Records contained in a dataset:
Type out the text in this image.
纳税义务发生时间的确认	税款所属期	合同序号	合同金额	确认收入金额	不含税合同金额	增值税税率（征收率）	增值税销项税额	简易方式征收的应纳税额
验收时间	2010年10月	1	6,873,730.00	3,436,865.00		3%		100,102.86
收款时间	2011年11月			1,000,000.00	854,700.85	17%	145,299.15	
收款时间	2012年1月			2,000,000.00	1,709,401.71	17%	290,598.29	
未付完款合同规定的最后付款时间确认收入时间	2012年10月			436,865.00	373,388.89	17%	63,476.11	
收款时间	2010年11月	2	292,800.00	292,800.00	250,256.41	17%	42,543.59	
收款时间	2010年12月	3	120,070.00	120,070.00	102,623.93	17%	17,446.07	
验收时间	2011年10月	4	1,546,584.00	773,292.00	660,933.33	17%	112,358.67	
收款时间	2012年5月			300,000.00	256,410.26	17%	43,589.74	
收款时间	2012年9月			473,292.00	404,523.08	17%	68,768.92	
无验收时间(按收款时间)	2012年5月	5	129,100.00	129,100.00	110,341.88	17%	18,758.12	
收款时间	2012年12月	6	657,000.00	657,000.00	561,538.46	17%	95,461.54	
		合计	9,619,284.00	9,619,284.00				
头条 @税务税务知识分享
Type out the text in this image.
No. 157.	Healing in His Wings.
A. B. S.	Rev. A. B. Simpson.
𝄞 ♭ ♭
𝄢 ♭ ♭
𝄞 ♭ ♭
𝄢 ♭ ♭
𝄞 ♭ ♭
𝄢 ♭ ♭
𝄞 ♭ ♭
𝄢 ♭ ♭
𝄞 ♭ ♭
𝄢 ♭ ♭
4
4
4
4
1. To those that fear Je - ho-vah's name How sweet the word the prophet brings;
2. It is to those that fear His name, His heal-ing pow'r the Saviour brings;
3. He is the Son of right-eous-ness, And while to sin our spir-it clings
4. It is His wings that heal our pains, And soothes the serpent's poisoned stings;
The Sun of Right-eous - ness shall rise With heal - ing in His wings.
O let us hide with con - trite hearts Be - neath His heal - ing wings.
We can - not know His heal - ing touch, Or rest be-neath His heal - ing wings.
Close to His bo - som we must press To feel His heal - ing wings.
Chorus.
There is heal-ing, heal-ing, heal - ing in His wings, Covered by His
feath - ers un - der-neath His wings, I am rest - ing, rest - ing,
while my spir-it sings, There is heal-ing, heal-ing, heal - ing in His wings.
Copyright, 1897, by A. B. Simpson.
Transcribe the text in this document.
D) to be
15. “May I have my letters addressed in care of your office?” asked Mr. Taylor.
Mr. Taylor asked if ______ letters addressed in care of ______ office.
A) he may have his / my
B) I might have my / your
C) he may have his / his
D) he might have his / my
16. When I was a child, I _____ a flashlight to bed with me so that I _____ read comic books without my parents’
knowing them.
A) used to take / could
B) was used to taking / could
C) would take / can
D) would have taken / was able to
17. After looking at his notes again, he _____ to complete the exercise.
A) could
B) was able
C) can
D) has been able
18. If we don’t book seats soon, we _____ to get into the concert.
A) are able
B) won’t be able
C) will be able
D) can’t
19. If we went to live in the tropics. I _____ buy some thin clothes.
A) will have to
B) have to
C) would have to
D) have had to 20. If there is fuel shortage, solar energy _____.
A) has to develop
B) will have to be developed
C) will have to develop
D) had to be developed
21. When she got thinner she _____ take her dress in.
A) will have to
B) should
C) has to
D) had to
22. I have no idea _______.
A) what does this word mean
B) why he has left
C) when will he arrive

## [Required task]
Type out the material again exactly as presented.

## [Output below]
Type out the text in this image.
纳税义务发生时间的确认	税款所属期	合同序号	合同金额	确认收入金额	不含税合同金额	增值税税率（征收率）	增值税销项税额	简易方式征收的应纳税额
验收时间	2010年10月	1	6,873,730.00	3,436,865.00		3%		100,102.86
收款时间	2011年11月			1,000,000.00	854,700.85	17%	145,299.15	
收款时间	2012年1月			2,000,000.00	1,709,401.71	17%	290,598.29	
未付完款合同规定的最后付款时间确认收入时间	2012年10月			436,865.00	373,388.89	17%	63,476.11	
收款时间	2010年11月	2	292,800.00	292,800.00	250,256.41	17%	42,543.59	
收款时间	2010年12月	3	120,070.00	120,070.00	102,623.93	17%	17,446.07	
验收时间	2011年10月	4	1,546,584.00	773,292.00	660,933.33	17%	112,358.67	
收款时间	2012年5月			300,000.00	256,410.26	17%	43,589.74	
收款时间	2012年9月			473,292.00	404,523.08	17%	68,768.92	
无验收时间(按收款时间)	2012年5月	5	129,100.00	129,100.00	110,341.88	17%	18,758.12	
收款时间	2012年12月	6	657,000.00	657,000.00	561,538.46	17%	95,461.54	
		合计	9,619,284.00	9,619,284.00				
头条 @税务税务知识分享
Type out the text in this image.
No. 157.	Healing in His Wings.
A. B. S.	Rev. A. B. Simpson.
𝄞 ♭ ♭
𝄢 ♭ ♭
𝄞 ♭ ♭
𝄢 ♭ ♭
𝄞 ♭ ♭
𝄢 ♭ ♭
𝄞 ♭ ♭
𝄢 ♭ ♭
𝄞 ♭ ♭
𝄢 ♭ ♭
4
4
4
4
1. To those that fear Je - ho-vah's name How sweet the word the prophet brings;
2. It is to those that fear His name, His heal-ing pow'r the Saviour brings;
3. He is the Son of right-eous-ness, And while to sin our spir-it clings
4. It is His wings that heal our pains, And soothes the serpent's poisoned stings;
The Sun of Right-eous - ness shall rise With heal - ing in His wings.
O let us hide with con - trite hearts Be - neath His heal - ing wings.
We can - not know His heal - ing touch, Or rest be-neath His heal - ing wings.
Close to His bo - som we must press To feel His heal - ing wings.
Chorus.
There is heal-ing, heal-ing, heal - ing in His wings, Covered by His
feath - ers un - der-neath His wings, I am rest - ing, rest - ing,
while my spir-it sings, There is heal-ing, heal-ing, heal - ing in His wings.
Copyright, 1897, by A. B. Simpson.
Transcribe the text in this document.
D) to be
15. “May I have my letters addressed in care of your office?” asked Mr. Taylor.
Mr. Taylor asked if ______ letters addressed in care of ______ office.
A) he may have his / my
B) I might have my / your
C) he may have his / his
D) he might have his / my
16. When I was a child, I _____ a flashlight to bed with me so that I _____ read comic books without my parents’
knowing them.
A) used to take / could
B) was used to taking / could
C) would take / can
D) would have taken / was able to
17. After looking at his notes again, he _____ to complete the exercise.
A) could
B) was able
C) can
D) has been able
18. If we don’t book seats soon, we _____ to get into the concert.
A) are able
B) won’t be able
C) will be able
D) can’t
19. If we went to live in the tropics. I _____ buy some thin clothes.
A) will have to
B) have to
C) would have to
D) have had to 20. If there is fuel shortage, solar energy _____.
A) has to develop
B) will have to be developed
C) will have to develop
D) had to be developed
21. When she got thinner she _____ take her dress in.
A) will have to
B) should
C) has to
D) had to
22. I have no idea _______.
A) what does this word mean
B) why he has left
C) when will he arrive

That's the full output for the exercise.